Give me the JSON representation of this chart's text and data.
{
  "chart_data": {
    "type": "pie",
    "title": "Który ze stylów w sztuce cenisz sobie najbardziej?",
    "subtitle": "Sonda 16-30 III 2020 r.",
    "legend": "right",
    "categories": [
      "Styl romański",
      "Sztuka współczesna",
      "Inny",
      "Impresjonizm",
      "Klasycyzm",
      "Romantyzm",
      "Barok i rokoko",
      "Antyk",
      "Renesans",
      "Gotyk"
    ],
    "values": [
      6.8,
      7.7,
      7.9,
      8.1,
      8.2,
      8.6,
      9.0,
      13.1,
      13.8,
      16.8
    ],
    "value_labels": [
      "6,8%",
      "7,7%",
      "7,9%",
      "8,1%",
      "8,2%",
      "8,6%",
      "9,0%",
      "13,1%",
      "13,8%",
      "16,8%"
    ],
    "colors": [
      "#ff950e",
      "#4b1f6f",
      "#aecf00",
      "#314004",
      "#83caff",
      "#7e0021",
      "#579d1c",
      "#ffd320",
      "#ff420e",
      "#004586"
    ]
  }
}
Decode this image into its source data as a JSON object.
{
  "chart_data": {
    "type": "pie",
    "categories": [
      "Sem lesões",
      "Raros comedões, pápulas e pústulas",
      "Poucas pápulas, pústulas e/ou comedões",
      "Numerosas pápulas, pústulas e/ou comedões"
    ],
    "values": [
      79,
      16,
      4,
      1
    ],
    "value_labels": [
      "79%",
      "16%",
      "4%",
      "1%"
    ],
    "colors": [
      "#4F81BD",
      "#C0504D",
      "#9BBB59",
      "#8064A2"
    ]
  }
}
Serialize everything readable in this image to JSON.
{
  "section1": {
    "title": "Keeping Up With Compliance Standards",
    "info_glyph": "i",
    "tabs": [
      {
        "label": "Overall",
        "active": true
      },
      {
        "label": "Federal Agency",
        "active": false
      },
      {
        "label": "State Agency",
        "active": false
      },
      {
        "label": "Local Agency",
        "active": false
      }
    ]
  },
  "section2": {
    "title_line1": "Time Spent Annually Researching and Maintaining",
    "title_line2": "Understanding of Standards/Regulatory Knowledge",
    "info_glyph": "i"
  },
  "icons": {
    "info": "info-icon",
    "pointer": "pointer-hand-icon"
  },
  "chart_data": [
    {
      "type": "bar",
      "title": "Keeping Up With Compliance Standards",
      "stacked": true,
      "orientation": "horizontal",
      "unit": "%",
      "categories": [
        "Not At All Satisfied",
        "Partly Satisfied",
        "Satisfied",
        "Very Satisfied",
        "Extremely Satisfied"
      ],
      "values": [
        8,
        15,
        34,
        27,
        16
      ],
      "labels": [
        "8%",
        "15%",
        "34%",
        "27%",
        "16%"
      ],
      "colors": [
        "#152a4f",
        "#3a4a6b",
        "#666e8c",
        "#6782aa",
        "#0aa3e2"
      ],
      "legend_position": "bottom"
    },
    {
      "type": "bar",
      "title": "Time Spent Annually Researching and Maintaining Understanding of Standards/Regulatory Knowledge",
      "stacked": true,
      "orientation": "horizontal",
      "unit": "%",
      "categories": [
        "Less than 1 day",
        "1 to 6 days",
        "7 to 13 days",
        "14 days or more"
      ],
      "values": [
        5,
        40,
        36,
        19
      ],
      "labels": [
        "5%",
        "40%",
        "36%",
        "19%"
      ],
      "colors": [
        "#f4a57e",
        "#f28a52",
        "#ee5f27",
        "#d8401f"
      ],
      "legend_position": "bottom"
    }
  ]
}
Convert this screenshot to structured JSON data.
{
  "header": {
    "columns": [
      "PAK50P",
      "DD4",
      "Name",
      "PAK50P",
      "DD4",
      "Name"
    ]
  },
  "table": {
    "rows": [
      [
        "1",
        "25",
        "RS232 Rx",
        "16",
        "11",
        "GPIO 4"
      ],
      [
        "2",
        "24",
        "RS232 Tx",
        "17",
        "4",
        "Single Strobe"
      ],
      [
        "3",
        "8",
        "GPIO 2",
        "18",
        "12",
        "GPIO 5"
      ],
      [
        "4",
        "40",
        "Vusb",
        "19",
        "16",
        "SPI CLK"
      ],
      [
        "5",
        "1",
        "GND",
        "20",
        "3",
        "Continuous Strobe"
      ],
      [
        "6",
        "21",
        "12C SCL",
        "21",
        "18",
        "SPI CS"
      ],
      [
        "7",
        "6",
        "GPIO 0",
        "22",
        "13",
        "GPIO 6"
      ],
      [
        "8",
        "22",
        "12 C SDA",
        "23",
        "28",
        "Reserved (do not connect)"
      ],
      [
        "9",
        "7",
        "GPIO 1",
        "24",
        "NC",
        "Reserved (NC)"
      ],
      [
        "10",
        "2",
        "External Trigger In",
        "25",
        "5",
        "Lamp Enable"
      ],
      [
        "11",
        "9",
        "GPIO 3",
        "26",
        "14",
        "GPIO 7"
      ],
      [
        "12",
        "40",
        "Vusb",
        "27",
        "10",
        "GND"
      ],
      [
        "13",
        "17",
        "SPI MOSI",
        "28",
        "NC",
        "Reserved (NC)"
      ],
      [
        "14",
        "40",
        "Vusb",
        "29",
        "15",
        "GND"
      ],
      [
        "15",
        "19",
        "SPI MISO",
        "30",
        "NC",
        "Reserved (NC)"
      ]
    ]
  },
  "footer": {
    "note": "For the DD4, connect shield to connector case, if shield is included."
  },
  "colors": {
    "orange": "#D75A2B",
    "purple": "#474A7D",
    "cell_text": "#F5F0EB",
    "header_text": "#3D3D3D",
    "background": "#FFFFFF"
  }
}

__SHORT TASK__
Output the entries verbatim.

__FINISHED ANSWER__
Give me the JSON representation of this chart's text and data.
{
  "chart_data": {
    "type": "pie",
    "title": "Który ze stylów w sztuce cenisz sobie najbardziej?",
    "subtitle": "Sonda 16-30 III 2020 r.",
    "legend": "right",
    "categories": [
      "Styl romański",
      "Sztuka współczesna",
      "Inny",
      "Impresjonizm",
      "Klasycyzm",
      "Romantyzm",
      "Barok i rokoko",
      "Antyk",
      "Renesans",
      "Gotyk"
    ],
    "values": [
      6.8,
      7.7,
      7.9,
      8.1,
      8.2,
      8.6,
      9.0,
      13.1,
      13.8,
      16.8
    ],
    "value_labels": [
      "6,8%",
      "7,7%",
      "7,9%",
      "8,1%",
      "8,2%",
      "8,6%",
      "9,0%",
      "13,1%",
      "13,8%",
      "16,8%"
    ],
    "colors": [
      "#ff950e",
      "#4b1f6f",
      "#aecf00",
      "#314004",
      "#83caff",
      "#7e0021",
      "#579d1c",
      "#ffd320",
      "#ff420e",
      "#004586"
    ]
  }
}
Decode this image into its source data as a JSON object.
{
  "chart_data": {
    "type": "pie",
    "categories": [
      "Sem lesões",
      "Raros comedões, pápulas e pústulas",
      "Poucas pápulas, pústulas e/ou comedões",
      "Numerosas pápulas, pústulas e/ou comedões"
    ],
    "values": [
      79,
      16,
      4,
      1
    ],
    "value_labels": [
      "79%",
      "16%",
      "4%",
      "1%"
    ],
    "colors": [
      "#4F81BD",
      "#C0504D",
      "#9BBB59",
      "#8064A2"
    ]
  }
}
Serialize everything readable in this image to JSON.
{
  "section1": {
    "title": "Keeping Up With Compliance Standards",
    "info_glyph": "i",
    "tabs": [
      {
        "label": "Overall",
        "active": true
      },
      {
        "label": "Federal Agency",
        "active": false
      },
      {
        "label": "State Agency",
        "active": false
      },
      {
        "label": "Local Agency",
        "active": false
      }
    ]
  },
  "section2": {
    "title_line1": "Time Spent Annually Researching and Maintaining",
    "title_line2": "Understanding of Standards/Regulatory Knowledge",
    "info_glyph": "i"
  },
  "icons": {
    "info": "info-icon",
    "pointer": "pointer-hand-icon"
  },
  "chart_data": [
    {
      "type": "bar",
      "title": "Keeping Up With Compliance Standards",
      "stacked": true,
      "orientation": "horizontal",
      "unit": "%",
      "categories": [
        "Not At All Satisfied",
        "Partly Satisfied",
        "Satisfied",
        "Very Satisfied",
        "Extremely Satisfied"
      ],
      "values": [
        8,
        15,
        34,
        27,
        16
      ],
      "labels": [
        "8%",
        "15%",
        "34%",
        "27%",
        "16%"
      ],
      "colors": [
        "#152a4f",
        "#3a4a6b",
        "#666e8c",
        "#6782aa",
        "#0aa3e2"
      ],
      "legend_position": "bottom"
    },
    {
      "type": "bar",
      "title": "Time Spent Annually Researching and Maintaining Understanding of Standards/Regulatory Knowledge",
      "stacked": true,
      "orientation": "horizontal",
      "unit": "%",
      "categories": [
        "Less than 1 day",
        "1 to 6 days",
        "7 to 13 days",
        "14 days or more"
      ],
      "values": [
        5,
        40,
        36,
        19
      ],
      "labels": [
        "5%",
        "40%",
        "36%",
        "19%"
      ],
      "colors": [
        "#f4a57e",
        "#f28a52",
        "#ee5f27",
        "#d8401f"
      ],
      "legend_position": "bottom"
    }
  ]
}
Convert this screenshot to structured JSON data.
{
  "header": {
    "columns": [
      "PAK50P",
      "DD4",
      "Name",
      "PAK50P",
      "DD4",
      "Name"
    ]
  },
  "table": {
    "rows": [
      [
        "1",
        "25",
        "RS232 Rx",
        "16",
        "11",
        "GPIO 4"
      ],
      [
        "2",
        "24",
        "RS232 Tx",
        "17",
        "4",
        "Single Strobe"
      ],
      [
        "3",
        "8",
        "GPIO 2",
        "18",
        "12",
        "GPIO 5"
      ],
      [
        "4",
        "40",
        "Vusb",
        "19",
        "16",
        "SPI CLK"
      ],
      [
        "5",
        "1",
        "GND",
        "20",
        "3",
        "Continuous Strobe"
      ],
      [
        "6",
        "21",
        "12C SCL",
        "21",
        "18",
        "SPI CS"
      ],
      [
        "7",
        "6",
        "GPIO 0",
        "22",
        "13",
        "GPIO 6"
      ],
      [
        "8",
        "22",
        "12 C SDA",
        "23",
        "28",
        "Reserved (do not connect)"
      ],
      [
        "9",
        "7",
        "GPIO 1",
        "24",
        "NC",
        "Reserved (NC)"
      ],
      [
        "10",
        "2",
        "External Trigger In",
        "25",
        "5",
        "Lamp Enable"
      ],
      [
        "11",
        "9",
        "GPIO 3",
        "26",
        "14",
        "GPIO 7"
      ],
      [
        "12",
        "40",
        "Vusb",
        "27",
        "10",
        "GND"
      ],
      [
        "13",
        "17",
        "SPI MOSI",
        "28",
        "NC",
        "Reserved (NC)"
      ],
      [
        "14",
        "40",
        "Vusb",
        "29",
        "15",
        "GND"
      ],
      [
        "15",
        "19",
        "SPI MISO",
        "30",
        "NC",
        "Reserved (NC)"
      ]
    ]
  },
  "footer": {
    "note": "For the DD4, connect shield to connector case, if shield is included."
  },
  "colors": {
    "orange": "#D75A2B",
    "purple": "#474A7D",
    "cell_text": "#F5F0EB",
    "header_text": "#3D3D3D",
    "background": "#FFFFFF"
  }
}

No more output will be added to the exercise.